Task to complete: Each line containing the word "this" should be found and copied.

Extracted data:
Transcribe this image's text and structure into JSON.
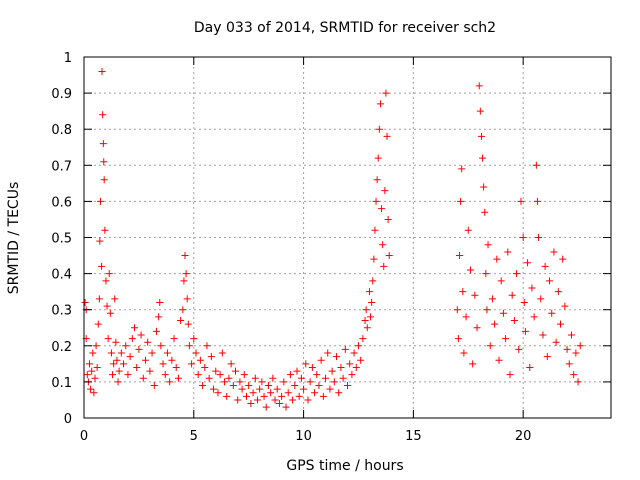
{
  "chart_data": {
    "type": "scatter",
    "title": "Day 033 of 2014, SRMTID for receiver sch2",
    "xlabel": "GPS time / hours",
    "ylabel": "SRMTID / TECUs",
    "xlim": [
      0,
      24
    ],
    "ylim": [
      0,
      1
    ],
    "xticks": [
      0,
      5,
      10,
      15,
      20
    ],
    "yticks": [
      0,
      0.1,
      0.2,
      0.3,
      0.4,
      0.5,
      0.6,
      0.7,
      0.8,
      0.9,
      1
    ],
    "grid": true,
    "marker": "+",
    "color": "#ff0000",
    "series": [
      {
        "name": "sch2",
        "points": [
          [
            0.05,
            0.32
          ],
          [
            0.1,
            0.3
          ],
          [
            0.1,
            0.22
          ],
          [
            0.15,
            0.12
          ],
          [
            0.2,
            0.1
          ],
          [
            0.25,
            0.15
          ],
          [
            0.3,
            0.08
          ],
          [
            0.35,
            0.13
          ],
          [
            0.4,
            0.18
          ],
          [
            0.45,
            0.07
          ],
          [
            0.5,
            0.11
          ],
          [
            0.55,
            0.2
          ],
          [
            0.6,
            0.14
          ],
          [
            0.65,
            0.26
          ],
          [
            0.7,
            0.33
          ],
          [
            0.72,
            0.49
          ],
          [
            0.75,
            0.6
          ],
          [
            0.8,
            0.42
          ],
          [
            0.82,
            0.96
          ],
          [
            0.85,
            0.84
          ],
          [
            0.88,
            0.76
          ],
          [
            0.9,
            0.71
          ],
          [
            0.92,
            0.66
          ],
          [
            0.95,
            0.52
          ],
          [
            1.0,
            0.38
          ],
          [
            1.05,
            0.31
          ],
          [
            1.1,
            0.22
          ],
          [
            1.15,
            0.4
          ],
          [
            1.2,
            0.29
          ],
          [
            1.25,
            0.18
          ],
          [
            1.3,
            0.12
          ],
          [
            1.35,
            0.15
          ],
          [
            1.4,
            0.33
          ],
          [
            1.45,
            0.21
          ],
          [
            1.5,
            0.16
          ],
          [
            1.55,
            0.1
          ],
          [
            1.6,
            0.13
          ],
          [
            1.7,
            0.18
          ],
          [
            1.8,
            0.15
          ],
          [
            1.9,
            0.2
          ],
          [
            2.0,
            0.12
          ],
          [
            2.1,
            0.17
          ],
          [
            2.2,
            0.22
          ],
          [
            2.3,
            0.25
          ],
          [
            2.4,
            0.14
          ],
          [
            2.5,
            0.19
          ],
          [
            2.6,
            0.23
          ],
          [
            2.7,
            0.11
          ],
          [
            2.8,
            0.16
          ],
          [
            2.9,
            0.21
          ],
          [
            3.0,
            0.13
          ],
          [
            3.1,
            0.18
          ],
          [
            3.2,
            0.09
          ],
          [
            3.3,
            0.24
          ],
          [
            3.4,
            0.28
          ],
          [
            3.45,
            0.32
          ],
          [
            3.5,
            0.2
          ],
          [
            3.6,
            0.15
          ],
          [
            3.7,
            0.12
          ],
          [
            3.8,
            0.18
          ],
          [
            3.9,
            0.1
          ],
          [
            4.0,
            0.16
          ],
          [
            4.1,
            0.22
          ],
          [
            4.2,
            0.14
          ],
          [
            4.3,
            0.11
          ],
          [
            4.4,
            0.27
          ],
          [
            4.5,
            0.3
          ],
          [
            4.55,
            0.38
          ],
          [
            4.6,
            0.45
          ],
          [
            4.65,
            0.4
          ],
          [
            4.7,
            0.33
          ],
          [
            4.75,
            0.26
          ],
          [
            4.8,
            0.2
          ],
          [
            4.9,
            0.15
          ],
          [
            5.0,
            0.22
          ],
          [
            5.1,
            0.18
          ],
          [
            5.2,
            0.12
          ],
          [
            5.3,
            0.16
          ],
          [
            5.4,
            0.09
          ],
          [
            5.5,
            0.14
          ],
          [
            5.6,
            0.2
          ],
          [
            5.7,
            0.11
          ],
          [
            5.8,
            0.17
          ],
          [
            5.9,
            0.08
          ],
          [
            6.0,
            0.13
          ],
          [
            6.1,
            0.07
          ],
          [
            6.2,
            0.12
          ],
          [
            6.3,
            0.18
          ],
          [
            6.4,
            0.1
          ],
          [
            6.5,
            0.06
          ],
          [
            6.6,
            0.11
          ],
          [
            6.7,
            0.15
          ],
          [
            6.8,
            0.09
          ],
          [
            6.9,
            0.13
          ],
          [
            7.0,
            0.05
          ],
          [
            7.1,
            0.1
          ],
          [
            7.2,
            0.08
          ],
          [
            7.3,
            0.12
          ],
          [
            7.4,
            0.06
          ],
          [
            7.5,
            0.09
          ],
          [
            7.6,
            0.04
          ],
          [
            7.7,
            0.07
          ],
          [
            7.8,
            0.11
          ],
          [
            7.9,
            0.05
          ],
          [
            8.0,
            0.08
          ],
          [
            8.1,
            0.1
          ],
          [
            8.2,
            0.06
          ],
          [
            8.3,
            0.03
          ],
          [
            8.4,
            0.09
          ],
          [
            8.5,
            0.07
          ],
          [
            8.6,
            0.11
          ],
          [
            8.7,
            0.05
          ],
          [
            8.8,
            0.08
          ],
          [
            8.9,
            0.04
          ],
          [
            9.0,
            0.06
          ],
          [
            9.1,
            0.1
          ],
          [
            9.2,
            0.03
          ],
          [
            9.3,
            0.07
          ],
          [
            9.4,
            0.12
          ],
          [
            9.5,
            0.05
          ],
          [
            9.6,
            0.09
          ],
          [
            9.7,
            0.13
          ],
          [
            9.8,
            0.06
          ],
          [
            9.9,
            0.11
          ],
          [
            10.0,
            0.08
          ],
          [
            10.1,
            0.15
          ],
          [
            10.2,
            0.05
          ],
          [
            10.3,
            0.1
          ],
          [
            10.4,
            0.14
          ],
          [
            10.5,
            0.07
          ],
          [
            10.6,
            0.12
          ],
          [
            10.7,
            0.09
          ],
          [
            10.8,
            0.16
          ],
          [
            10.9,
            0.06
          ],
          [
            11.0,
            0.11
          ],
          [
            11.1,
            0.18
          ],
          [
            11.2,
            0.08
          ],
          [
            11.3,
            0.13
          ],
          [
            11.4,
            0.1
          ],
          [
            11.5,
            0.17
          ],
          [
            11.6,
            0.07
          ],
          [
            11.7,
            0.14
          ],
          [
            11.8,
            0.11
          ],
          [
            11.9,
            0.19
          ],
          [
            12.0,
            0.09
          ],
          [
            12.1,
            0.15
          ],
          [
            12.2,
            0.12
          ],
          [
            12.3,
            0.18
          ],
          [
            12.4,
            0.14
          ],
          [
            12.5,
            0.2
          ],
          [
            12.6,
            0.16
          ],
          [
            12.7,
            0.22
          ],
          [
            12.8,
            0.27
          ],
          [
            12.85,
            0.3
          ],
          [
            12.9,
            0.25
          ],
          [
            13.0,
            0.35
          ],
          [
            13.05,
            0.28
          ],
          [
            13.1,
            0.32
          ],
          [
            13.15,
            0.38
          ],
          [
            13.2,
            0.44
          ],
          [
            13.25,
            0.52
          ],
          [
            13.3,
            0.6
          ],
          [
            13.35,
            0.66
          ],
          [
            13.4,
            0.72
          ],
          [
            13.45,
            0.8
          ],
          [
            13.5,
            0.87
          ],
          [
            13.55,
            0.58
          ],
          [
            13.6,
            0.48
          ],
          [
            13.65,
            0.42
          ],
          [
            13.7,
            0.63
          ],
          [
            13.75,
            0.9
          ],
          [
            13.8,
            0.78
          ],
          [
            13.85,
            0.55
          ],
          [
            13.9,
            0.45
          ],
          [
            17.0,
            0.3
          ],
          [
            17.05,
            0.22
          ],
          [
            17.1,
            0.45
          ],
          [
            17.15,
            0.6
          ],
          [
            17.2,
            0.69
          ],
          [
            17.25,
            0.35
          ],
          [
            17.3,
            0.18
          ],
          [
            17.4,
            0.28
          ],
          [
            17.5,
            0.52
          ],
          [
            17.6,
            0.41
          ],
          [
            17.7,
            0.15
          ],
          [
            17.8,
            0.34
          ],
          [
            17.9,
            0.25
          ],
          [
            18.0,
            0.92
          ],
          [
            18.05,
            0.85
          ],
          [
            18.1,
            0.78
          ],
          [
            18.15,
            0.72
          ],
          [
            18.2,
            0.64
          ],
          [
            18.25,
            0.57
          ],
          [
            18.3,
            0.4
          ],
          [
            18.35,
            0.3
          ],
          [
            18.4,
            0.48
          ],
          [
            18.5,
            0.2
          ],
          [
            18.6,
            0.33
          ],
          [
            18.7,
            0.26
          ],
          [
            18.8,
            0.44
          ],
          [
            18.9,
            0.16
          ],
          [
            19.0,
            0.38
          ],
          [
            19.1,
            0.29
          ],
          [
            19.2,
            0.22
          ],
          [
            19.3,
            0.46
          ],
          [
            19.4,
            0.12
          ],
          [
            19.5,
            0.34
          ],
          [
            19.6,
            0.27
          ],
          [
            19.7,
            0.4
          ],
          [
            19.8,
            0.19
          ],
          [
            19.9,
            0.6
          ],
          [
            20.0,
            0.5
          ],
          [
            20.05,
            0.32
          ],
          [
            20.1,
            0.24
          ],
          [
            20.2,
            0.43
          ],
          [
            20.3,
            0.14
          ],
          [
            20.4,
            0.36
          ],
          [
            20.5,
            0.28
          ],
          [
            20.6,
            0.7
          ],
          [
            20.65,
            0.6
          ],
          [
            20.7,
            0.5
          ],
          [
            20.8,
            0.33
          ],
          [
            20.9,
            0.23
          ],
          [
            21.0,
            0.42
          ],
          [
            21.1,
            0.17
          ],
          [
            21.2,
            0.38
          ],
          [
            21.3,
            0.29
          ],
          [
            21.4,
            0.46
          ],
          [
            21.5,
            0.21
          ],
          [
            21.6,
            0.35
          ],
          [
            21.7,
            0.26
          ],
          [
            21.8,
            0.44
          ],
          [
            21.9,
            0.31
          ],
          [
            22.0,
            0.19
          ],
          [
            22.1,
            0.15
          ],
          [
            22.2,
            0.23
          ],
          [
            22.3,
            0.12
          ],
          [
            22.4,
            0.18
          ],
          [
            22.5,
            0.1
          ],
          [
            22.6,
            0.2
          ]
        ]
      }
    ]
  }
}
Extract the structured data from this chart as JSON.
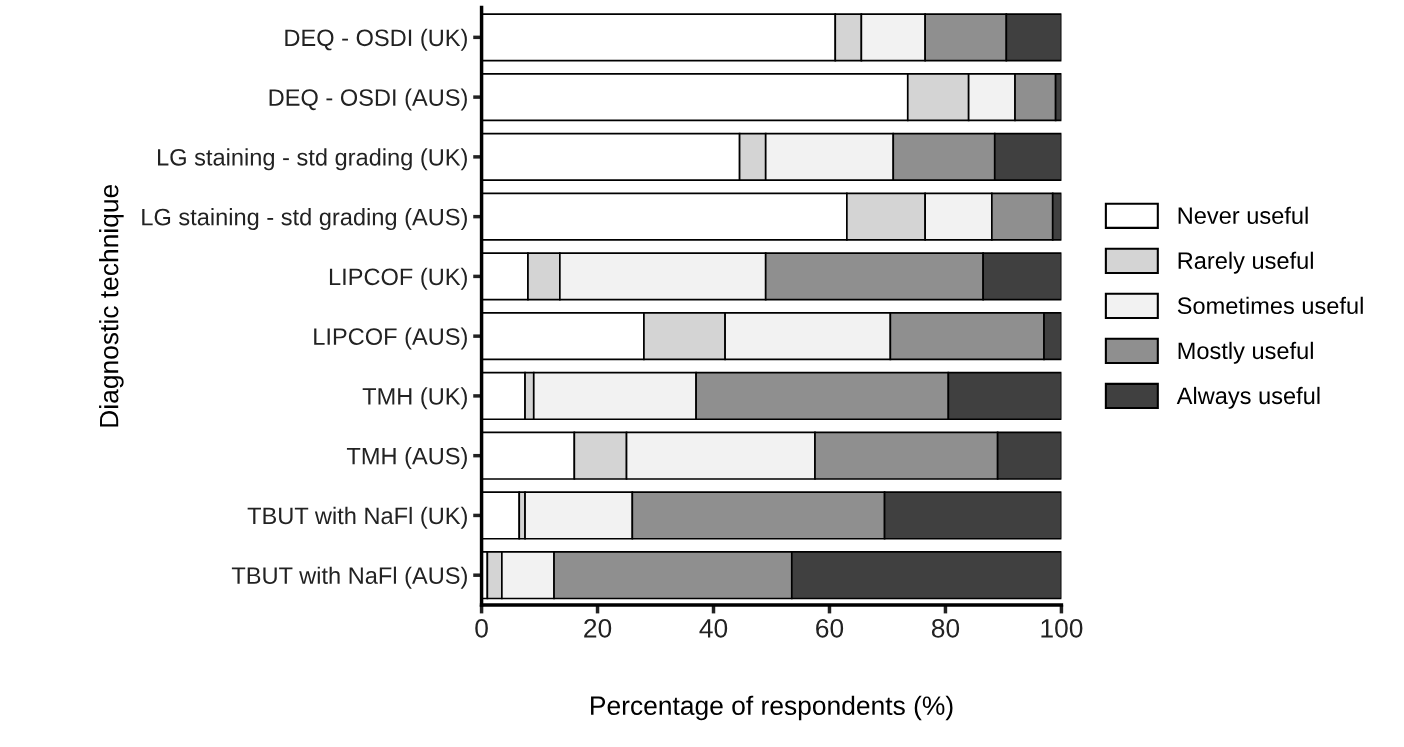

Result of the exercise:
Transcribe this image's text and structure into JSON.
Extract the structured data from this chart as JSON.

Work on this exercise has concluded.